*What you need to do*. Report every line from the material that contains the word "Старт".

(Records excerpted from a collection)

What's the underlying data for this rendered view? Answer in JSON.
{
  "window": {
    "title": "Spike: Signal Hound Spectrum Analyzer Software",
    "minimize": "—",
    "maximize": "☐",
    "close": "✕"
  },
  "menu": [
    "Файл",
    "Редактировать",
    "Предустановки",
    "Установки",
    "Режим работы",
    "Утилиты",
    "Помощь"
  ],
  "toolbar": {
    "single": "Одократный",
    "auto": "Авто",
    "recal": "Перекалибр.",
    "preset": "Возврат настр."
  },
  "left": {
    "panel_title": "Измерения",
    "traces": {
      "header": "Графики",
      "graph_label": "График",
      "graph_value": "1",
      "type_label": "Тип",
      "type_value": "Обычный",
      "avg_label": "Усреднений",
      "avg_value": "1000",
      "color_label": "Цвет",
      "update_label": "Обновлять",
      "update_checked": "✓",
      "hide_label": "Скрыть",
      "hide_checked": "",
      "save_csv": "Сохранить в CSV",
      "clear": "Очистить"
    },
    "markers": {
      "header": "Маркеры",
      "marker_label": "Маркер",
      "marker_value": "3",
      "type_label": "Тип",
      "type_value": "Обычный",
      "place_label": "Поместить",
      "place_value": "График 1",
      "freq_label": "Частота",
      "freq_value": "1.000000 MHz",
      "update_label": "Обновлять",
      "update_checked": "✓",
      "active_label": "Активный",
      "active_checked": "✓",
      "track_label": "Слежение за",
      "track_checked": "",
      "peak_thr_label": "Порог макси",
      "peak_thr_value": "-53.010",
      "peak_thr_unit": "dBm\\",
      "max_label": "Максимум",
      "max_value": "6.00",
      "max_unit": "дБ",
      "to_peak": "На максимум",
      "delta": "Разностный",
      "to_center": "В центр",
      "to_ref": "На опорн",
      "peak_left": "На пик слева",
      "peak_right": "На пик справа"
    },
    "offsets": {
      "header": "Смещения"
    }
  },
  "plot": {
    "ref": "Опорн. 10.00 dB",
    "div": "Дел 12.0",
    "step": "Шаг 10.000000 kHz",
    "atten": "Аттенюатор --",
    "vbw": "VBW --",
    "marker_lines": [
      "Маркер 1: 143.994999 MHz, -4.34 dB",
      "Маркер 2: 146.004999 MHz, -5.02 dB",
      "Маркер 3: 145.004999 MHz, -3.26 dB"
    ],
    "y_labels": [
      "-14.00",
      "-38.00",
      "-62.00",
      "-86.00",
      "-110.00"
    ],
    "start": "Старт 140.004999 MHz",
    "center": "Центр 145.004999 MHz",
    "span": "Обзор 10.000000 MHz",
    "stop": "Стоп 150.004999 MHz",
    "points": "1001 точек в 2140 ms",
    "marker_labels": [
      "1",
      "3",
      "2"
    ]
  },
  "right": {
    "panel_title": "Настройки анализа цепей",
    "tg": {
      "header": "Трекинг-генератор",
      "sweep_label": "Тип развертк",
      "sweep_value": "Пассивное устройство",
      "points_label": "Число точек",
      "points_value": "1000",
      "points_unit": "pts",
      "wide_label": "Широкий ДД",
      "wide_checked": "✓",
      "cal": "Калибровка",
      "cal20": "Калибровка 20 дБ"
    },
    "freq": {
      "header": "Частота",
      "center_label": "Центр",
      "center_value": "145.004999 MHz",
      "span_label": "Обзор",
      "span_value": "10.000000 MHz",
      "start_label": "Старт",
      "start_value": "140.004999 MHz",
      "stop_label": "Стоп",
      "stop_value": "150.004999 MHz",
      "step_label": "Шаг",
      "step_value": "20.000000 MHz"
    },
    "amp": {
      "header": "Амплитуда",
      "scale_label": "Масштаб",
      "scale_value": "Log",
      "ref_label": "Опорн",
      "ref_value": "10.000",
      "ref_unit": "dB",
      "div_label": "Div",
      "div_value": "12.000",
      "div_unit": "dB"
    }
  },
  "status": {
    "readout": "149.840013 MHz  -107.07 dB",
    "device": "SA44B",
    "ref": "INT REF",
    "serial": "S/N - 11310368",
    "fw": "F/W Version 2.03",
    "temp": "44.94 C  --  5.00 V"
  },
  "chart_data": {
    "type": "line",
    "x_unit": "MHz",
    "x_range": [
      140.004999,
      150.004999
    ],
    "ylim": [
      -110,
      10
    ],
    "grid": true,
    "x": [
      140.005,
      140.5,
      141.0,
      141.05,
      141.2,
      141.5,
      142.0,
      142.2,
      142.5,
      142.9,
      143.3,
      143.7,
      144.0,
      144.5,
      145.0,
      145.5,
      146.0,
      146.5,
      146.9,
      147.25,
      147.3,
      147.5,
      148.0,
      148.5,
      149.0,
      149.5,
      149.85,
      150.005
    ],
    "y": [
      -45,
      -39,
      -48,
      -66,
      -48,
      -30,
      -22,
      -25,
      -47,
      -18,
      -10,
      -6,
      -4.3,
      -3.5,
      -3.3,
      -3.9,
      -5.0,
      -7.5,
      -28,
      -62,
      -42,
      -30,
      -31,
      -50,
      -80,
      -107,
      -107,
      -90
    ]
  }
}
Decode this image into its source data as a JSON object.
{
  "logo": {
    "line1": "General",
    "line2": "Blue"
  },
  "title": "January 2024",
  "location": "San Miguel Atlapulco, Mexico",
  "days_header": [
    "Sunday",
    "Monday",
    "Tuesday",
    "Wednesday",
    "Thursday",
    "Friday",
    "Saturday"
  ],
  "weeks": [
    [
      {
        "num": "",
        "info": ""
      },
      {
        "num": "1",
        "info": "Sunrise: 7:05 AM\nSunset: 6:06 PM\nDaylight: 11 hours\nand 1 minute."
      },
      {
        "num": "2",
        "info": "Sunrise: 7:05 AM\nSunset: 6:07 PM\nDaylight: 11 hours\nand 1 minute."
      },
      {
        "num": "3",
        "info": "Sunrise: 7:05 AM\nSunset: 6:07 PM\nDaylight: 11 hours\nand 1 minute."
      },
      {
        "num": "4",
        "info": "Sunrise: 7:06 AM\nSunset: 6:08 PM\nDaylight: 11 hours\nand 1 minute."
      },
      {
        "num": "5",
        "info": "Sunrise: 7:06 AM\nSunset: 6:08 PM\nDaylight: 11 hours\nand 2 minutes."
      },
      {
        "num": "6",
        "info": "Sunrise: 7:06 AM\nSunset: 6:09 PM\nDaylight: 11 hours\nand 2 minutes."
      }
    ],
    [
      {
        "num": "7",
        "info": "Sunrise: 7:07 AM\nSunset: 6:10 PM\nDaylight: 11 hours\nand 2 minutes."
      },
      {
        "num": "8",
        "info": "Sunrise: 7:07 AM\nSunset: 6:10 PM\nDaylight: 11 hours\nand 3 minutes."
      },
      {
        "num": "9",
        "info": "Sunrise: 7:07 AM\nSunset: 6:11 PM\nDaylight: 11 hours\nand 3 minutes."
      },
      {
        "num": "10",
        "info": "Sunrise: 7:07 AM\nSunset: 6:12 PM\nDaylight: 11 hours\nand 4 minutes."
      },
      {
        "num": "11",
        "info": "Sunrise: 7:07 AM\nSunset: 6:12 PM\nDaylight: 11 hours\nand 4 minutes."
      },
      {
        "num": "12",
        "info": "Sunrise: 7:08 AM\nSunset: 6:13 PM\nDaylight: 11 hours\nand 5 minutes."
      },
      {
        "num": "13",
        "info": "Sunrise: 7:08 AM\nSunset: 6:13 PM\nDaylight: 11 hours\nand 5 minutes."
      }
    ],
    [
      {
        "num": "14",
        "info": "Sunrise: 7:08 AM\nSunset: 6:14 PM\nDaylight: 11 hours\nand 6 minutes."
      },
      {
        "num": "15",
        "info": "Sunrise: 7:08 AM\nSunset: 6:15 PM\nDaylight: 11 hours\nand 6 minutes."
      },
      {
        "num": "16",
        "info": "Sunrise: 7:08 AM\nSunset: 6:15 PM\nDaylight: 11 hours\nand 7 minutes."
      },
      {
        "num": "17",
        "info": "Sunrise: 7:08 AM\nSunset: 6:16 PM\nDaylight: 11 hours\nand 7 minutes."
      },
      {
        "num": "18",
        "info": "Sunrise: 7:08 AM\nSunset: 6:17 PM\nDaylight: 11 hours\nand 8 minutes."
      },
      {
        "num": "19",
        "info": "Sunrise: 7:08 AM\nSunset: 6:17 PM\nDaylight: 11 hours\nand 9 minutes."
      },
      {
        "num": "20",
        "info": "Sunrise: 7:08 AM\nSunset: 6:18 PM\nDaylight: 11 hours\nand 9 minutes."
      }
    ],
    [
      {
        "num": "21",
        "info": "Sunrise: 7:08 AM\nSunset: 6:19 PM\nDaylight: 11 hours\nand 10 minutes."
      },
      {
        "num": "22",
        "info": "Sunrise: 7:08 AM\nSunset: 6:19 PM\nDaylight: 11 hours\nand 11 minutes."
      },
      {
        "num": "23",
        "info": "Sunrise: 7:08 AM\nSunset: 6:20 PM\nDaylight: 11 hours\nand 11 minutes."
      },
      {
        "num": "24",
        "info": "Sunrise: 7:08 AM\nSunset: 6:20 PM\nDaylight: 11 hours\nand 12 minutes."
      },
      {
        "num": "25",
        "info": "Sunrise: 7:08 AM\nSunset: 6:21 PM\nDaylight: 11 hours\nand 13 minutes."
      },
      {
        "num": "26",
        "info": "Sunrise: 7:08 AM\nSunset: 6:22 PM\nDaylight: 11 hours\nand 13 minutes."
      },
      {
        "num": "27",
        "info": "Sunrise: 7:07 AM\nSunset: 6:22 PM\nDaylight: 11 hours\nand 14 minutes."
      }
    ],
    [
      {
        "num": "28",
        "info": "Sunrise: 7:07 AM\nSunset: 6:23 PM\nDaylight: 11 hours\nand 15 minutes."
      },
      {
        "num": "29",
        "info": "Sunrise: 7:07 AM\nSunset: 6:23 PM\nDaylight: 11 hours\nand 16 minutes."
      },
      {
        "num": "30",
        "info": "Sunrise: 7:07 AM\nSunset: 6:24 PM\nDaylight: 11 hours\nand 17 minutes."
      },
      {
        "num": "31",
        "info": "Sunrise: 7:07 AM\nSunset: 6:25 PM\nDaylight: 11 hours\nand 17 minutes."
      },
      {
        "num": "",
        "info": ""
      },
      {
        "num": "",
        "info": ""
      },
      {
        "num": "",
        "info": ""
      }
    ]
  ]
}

*Task result*.
    "start": "Старт 140.004999 MHz",
      "start_label": "Старт",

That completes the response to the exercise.